- **Written task**
Copy each line of the listing below exactly.

- **Input for this task**
____________________

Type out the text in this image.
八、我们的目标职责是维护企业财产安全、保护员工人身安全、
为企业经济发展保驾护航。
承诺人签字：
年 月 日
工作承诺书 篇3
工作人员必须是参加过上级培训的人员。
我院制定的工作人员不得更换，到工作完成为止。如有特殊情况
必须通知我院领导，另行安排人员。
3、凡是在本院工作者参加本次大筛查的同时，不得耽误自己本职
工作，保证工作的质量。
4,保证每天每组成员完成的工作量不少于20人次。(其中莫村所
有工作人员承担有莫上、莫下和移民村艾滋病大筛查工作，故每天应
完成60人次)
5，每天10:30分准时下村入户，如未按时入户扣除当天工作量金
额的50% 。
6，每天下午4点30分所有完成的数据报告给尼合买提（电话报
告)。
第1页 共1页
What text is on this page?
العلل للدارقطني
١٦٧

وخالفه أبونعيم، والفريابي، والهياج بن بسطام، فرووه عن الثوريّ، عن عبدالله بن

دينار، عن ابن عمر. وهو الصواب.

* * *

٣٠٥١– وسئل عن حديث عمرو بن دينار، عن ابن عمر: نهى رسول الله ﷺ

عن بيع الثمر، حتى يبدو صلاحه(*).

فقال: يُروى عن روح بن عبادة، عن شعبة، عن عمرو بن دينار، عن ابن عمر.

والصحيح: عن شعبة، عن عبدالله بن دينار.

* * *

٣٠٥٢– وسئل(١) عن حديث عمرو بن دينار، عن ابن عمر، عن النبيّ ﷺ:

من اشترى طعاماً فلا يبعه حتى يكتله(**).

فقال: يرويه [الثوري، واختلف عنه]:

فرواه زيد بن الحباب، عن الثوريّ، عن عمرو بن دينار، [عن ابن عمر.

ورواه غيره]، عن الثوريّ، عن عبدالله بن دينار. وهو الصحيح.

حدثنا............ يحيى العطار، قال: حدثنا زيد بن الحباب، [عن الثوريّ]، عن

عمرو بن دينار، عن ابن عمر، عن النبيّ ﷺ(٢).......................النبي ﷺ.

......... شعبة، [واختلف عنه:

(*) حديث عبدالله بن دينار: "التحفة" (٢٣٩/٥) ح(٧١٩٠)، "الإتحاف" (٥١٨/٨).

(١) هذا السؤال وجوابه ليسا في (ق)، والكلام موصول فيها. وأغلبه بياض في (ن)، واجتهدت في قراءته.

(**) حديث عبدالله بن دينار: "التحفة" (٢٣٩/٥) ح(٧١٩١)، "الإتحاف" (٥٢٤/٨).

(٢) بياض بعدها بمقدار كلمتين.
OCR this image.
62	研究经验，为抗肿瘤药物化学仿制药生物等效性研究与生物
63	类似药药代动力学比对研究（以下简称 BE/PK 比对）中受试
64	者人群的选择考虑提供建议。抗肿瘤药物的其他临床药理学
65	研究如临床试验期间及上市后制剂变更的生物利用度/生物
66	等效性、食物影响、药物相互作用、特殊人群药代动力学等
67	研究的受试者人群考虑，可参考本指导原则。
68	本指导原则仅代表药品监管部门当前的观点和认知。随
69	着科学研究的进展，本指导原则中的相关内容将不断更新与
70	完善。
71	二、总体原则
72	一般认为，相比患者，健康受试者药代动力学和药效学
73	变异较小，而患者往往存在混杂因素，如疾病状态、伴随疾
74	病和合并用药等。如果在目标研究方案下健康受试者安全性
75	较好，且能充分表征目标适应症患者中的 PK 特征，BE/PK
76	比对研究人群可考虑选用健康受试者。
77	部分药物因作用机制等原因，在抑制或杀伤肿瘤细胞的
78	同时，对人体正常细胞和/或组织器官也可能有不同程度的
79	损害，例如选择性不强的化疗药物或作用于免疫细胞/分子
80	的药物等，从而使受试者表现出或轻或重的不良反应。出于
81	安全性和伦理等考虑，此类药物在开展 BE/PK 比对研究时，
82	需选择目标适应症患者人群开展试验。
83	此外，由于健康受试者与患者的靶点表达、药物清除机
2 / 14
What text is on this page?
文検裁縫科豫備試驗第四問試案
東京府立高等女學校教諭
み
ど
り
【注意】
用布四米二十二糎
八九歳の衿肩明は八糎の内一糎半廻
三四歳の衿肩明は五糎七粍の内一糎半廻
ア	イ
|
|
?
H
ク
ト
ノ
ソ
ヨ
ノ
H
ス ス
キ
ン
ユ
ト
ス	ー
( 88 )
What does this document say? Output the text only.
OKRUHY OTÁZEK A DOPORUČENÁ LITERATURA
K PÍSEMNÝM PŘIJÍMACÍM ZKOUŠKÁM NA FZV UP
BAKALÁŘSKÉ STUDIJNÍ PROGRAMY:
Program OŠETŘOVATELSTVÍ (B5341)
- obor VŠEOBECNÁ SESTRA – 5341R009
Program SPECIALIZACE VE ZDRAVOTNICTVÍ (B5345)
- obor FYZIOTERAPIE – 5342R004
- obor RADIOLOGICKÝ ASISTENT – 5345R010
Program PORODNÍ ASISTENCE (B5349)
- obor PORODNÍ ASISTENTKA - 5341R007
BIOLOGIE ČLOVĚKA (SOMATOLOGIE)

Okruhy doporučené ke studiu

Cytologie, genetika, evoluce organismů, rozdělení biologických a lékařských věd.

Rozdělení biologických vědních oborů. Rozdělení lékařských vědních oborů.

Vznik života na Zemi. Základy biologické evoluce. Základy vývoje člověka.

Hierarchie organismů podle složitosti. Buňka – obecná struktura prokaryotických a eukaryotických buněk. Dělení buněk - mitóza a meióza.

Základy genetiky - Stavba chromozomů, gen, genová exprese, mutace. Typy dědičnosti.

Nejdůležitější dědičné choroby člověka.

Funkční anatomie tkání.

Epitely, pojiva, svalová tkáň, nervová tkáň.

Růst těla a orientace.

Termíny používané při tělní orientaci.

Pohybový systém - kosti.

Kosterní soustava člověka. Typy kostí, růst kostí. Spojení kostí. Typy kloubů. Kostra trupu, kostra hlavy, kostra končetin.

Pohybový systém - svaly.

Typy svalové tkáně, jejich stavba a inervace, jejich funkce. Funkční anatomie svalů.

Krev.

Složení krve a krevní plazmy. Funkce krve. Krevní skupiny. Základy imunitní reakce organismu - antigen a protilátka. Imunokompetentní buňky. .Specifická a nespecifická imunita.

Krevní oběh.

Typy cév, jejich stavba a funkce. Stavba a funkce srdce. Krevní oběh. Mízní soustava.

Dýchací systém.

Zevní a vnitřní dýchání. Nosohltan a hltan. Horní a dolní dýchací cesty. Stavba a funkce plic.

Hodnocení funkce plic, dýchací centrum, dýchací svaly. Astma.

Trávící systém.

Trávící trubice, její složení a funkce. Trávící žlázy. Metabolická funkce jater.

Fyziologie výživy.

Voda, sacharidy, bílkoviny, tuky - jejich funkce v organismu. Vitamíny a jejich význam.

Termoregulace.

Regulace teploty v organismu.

____________________

- **Final result**
Type out the text in this image.
八、我们的目标职责是维护企业财产安全、保护员工人身安全、
为企业经济发展保驾护航。
承诺人签字：
年 月 日
工作承诺书 篇3
工作人员必须是参加过上级培训的人员。
我院制定的工作人员不得更换，到工作完成为止。如有特殊情况
必须通知我院领导，另行安排人员。
3、凡是在本院工作者参加本次大筛查的同时，不得耽误自己本职
工作，保证工作的质量。
4,保证每天每组成员完成的工作量不少于20人次。(其中莫村所
有工作人员承担有莫上、莫下和移民村艾滋病大筛查工作，故每天应
完成60人次)
5，每天10:30分准时下村入户，如未按时入户扣除当天工作量金
额的50% 。
6，每天下午4点30分所有完成的数据报告给尼合买提（电话报
告)。
第1页 共1页
What text is on this page?
العلل للدارقطني
١٦٧

وخالفه أبونعيم، والفريابي، والهياج بن بسطام، فرووه عن الثوريّ، عن عبدالله بن

دينار، عن ابن عمر. وهو الصواب.

* * *

٣٠٥١– وسئل عن حديث عمرو بن دينار، عن ابن عمر: نهى رسول الله ﷺ

عن بيع الثمر، حتى يبدو صلاحه(*).

فقال: يُروى عن روح بن عبادة، عن شعبة، عن عمرو بن دينار، عن ابن عمر.

والصحيح: عن شعبة، عن عبدالله بن دينار.

* * *

٣٠٥٢– وسئل(١) عن حديث عمرو بن دينار، عن ابن عمر، عن النبيّ ﷺ:

من اشترى طعاماً فلا يبعه حتى يكتله(**).

فقال: يرويه [الثوري، واختلف عنه]:

فرواه زيد بن الحباب، عن الثوريّ، عن عمرو بن دينار، [عن ابن عمر.

ورواه غيره]، عن الثوريّ، عن عبدالله بن دينار. وهو الصحيح.

حدثنا............ يحيى العطار، قال: حدثنا زيد بن الحباب، [عن الثوريّ]، عن

عمرو بن دينار، عن ابن عمر، عن النبيّ ﷺ(٢).......................النبي ﷺ.

......... شعبة، [واختلف عنه:

(*) حديث عبدالله بن دينار: "التحفة" (٢٣٩/٥) ح(٧١٩٠)، "الإتحاف" (٥١٨/٨).

(١) هذا السؤال وجوابه ليسا في (ق)، والكلام موصول فيها. وأغلبه بياض في (ن)، واجتهدت في قراءته.

(**) حديث عبدالله بن دينار: "التحفة" (٢٣٩/٥) ح(٧١٩١)، "الإتحاف" (٥٢٤/٨).

(٢) بياض بعدها بمقدار كلمتين.
OCR this image.
62	研究经验，为抗肿瘤药物化学仿制药生物等效性研究与生物
63	类似药药代动力学比对研究（以下简称 BE/PK 比对）中受试
64	者人群的选择考虑提供建议。抗肿瘤药物的其他临床药理学
65	研究如临床试验期间及上市后制剂变更的生物利用度/生物
66	等效性、食物影响、药物相互作用、特殊人群药代动力学等
67	研究的受试者人群考虑，可参考本指导原则。
68	本指导原则仅代表药品监管部门当前的观点和认知。随
69	着科学研究的进展，本指导原则中的相关内容将不断更新与
70	完善。
71	二、总体原则
72	一般认为，相比患者，健康受试者药代动力学和药效学
73	变异较小，而患者往往存在混杂因素，如疾病状态、伴随疾
74	病和合并用药等。如果在目标研究方案下健康受试者安全性
75	较好，且能充分表征目标适应症患者中的 PK 特征，BE/PK
76	比对研究人群可考虑选用健康受试者。
77	部分药物因作用机制等原因，在抑制或杀伤肿瘤细胞的
78	同时，对人体正常细胞和/或组织器官也可能有不同程度的
79	损害，例如选择性不强的化疗药物或作用于免疫细胞/分子
80	的药物等，从而使受试者表现出或轻或重的不良反应。出于
81	安全性和伦理等考虑，此类药物在开展 BE/PK 比对研究时，
82	需选择目标适应症患者人群开展试验。
83	此外，由于健康受试者与患者的靶点表达、药物清除机
2 / 14
What text is on this page?
文検裁縫科豫備試驗第四問試案
東京府立高等女學校教諭
み
ど
り
【注意】
用布四米二十二糎
八九歳の衿肩明は八糎の内一糎半廻
三四歳の衿肩明は五糎七粍の内一糎半廻
ア	イ
|
|
?
H
ク
ト
ノ
ソ
ヨ
ノ
H
ス ス
キ
ン
ユ
ト
ス	ー
( 88 )
What does this document say? Output the text only.
OKRUHY OTÁZEK A DOPORUČENÁ LITERATURA
K PÍSEMNÝM PŘIJÍMACÍM ZKOUŠKÁM NA FZV UP
BAKALÁŘSKÉ STUDIJNÍ PROGRAMY:
Program OŠETŘOVATELSTVÍ (B5341)
- obor VŠEOBECNÁ SESTRA – 5341R009
Program SPECIALIZACE VE ZDRAVOTNICTVÍ (B5345)
- obor FYZIOTERAPIE – 5342R004
- obor RADIOLOGICKÝ ASISTENT – 5345R010
Program PORODNÍ ASISTENCE (B5349)
- obor PORODNÍ ASISTENTKA - 5341R007
BIOLOGIE ČLOVĚKA (SOMATOLOGIE)

Okruhy doporučené ke studiu

Cytologie, genetika, evoluce organismů, rozdělení biologických a lékařských věd.

Rozdělení biologických vědních oborů. Rozdělení lékařských vědních oborů.

Vznik života na Zemi. Základy biologické evoluce. Základy vývoje člověka.

Hierarchie organismů podle složitosti. Buňka – obecná struktura prokaryotických a eukaryotických buněk. Dělení buněk - mitóza a meióza.

Základy genetiky - Stavba chromozomů, gen, genová exprese, mutace. Typy dědičnosti.

Nejdůležitější dědičné choroby člověka.

Funkční anatomie tkání.

Epitely, pojiva, svalová tkáň, nervová tkáň.

Růst těla a orientace.

Termíny používané při tělní orientaci.

Pohybový systém - kosti.

Kosterní soustava člověka. Typy kostí, růst kostí. Spojení kostí. Typy kloubů. Kostra trupu, kostra hlavy, kostra končetin.

Pohybový systém - svaly.

Typy svalové tkáně, jejich stavba a inervace, jejich funkce. Funkční anatomie svalů.

Krev.

Složení krve a krevní plazmy. Funkce krve. Krevní skupiny. Základy imunitní reakce organismu - antigen a protilátka. Imunokompetentní buňky. .Specifická a nespecifická imunita.

Krevní oběh.

Typy cév, jejich stavba a funkce. Stavba a funkce srdce. Krevní oběh. Mízní soustava.

Dýchací systém.

Zevní a vnitřní dýchání. Nosohltan a hltan. Horní a dolní dýchací cesty. Stavba a funkce plic.

Hodnocení funkce plic, dýchací centrum, dýchací svaly. Astma.

Trávící systém.

Trávící trubice, její složení a funkce. Trávící žlázy. Metabolická funkce jater.

Fyziologie výživy.

Voda, sacharidy, bílkoviny, tuky - jejich funkce v organismu. Vitamíny a jejich význam.

Termoregulace.

Regulace teploty v organismu.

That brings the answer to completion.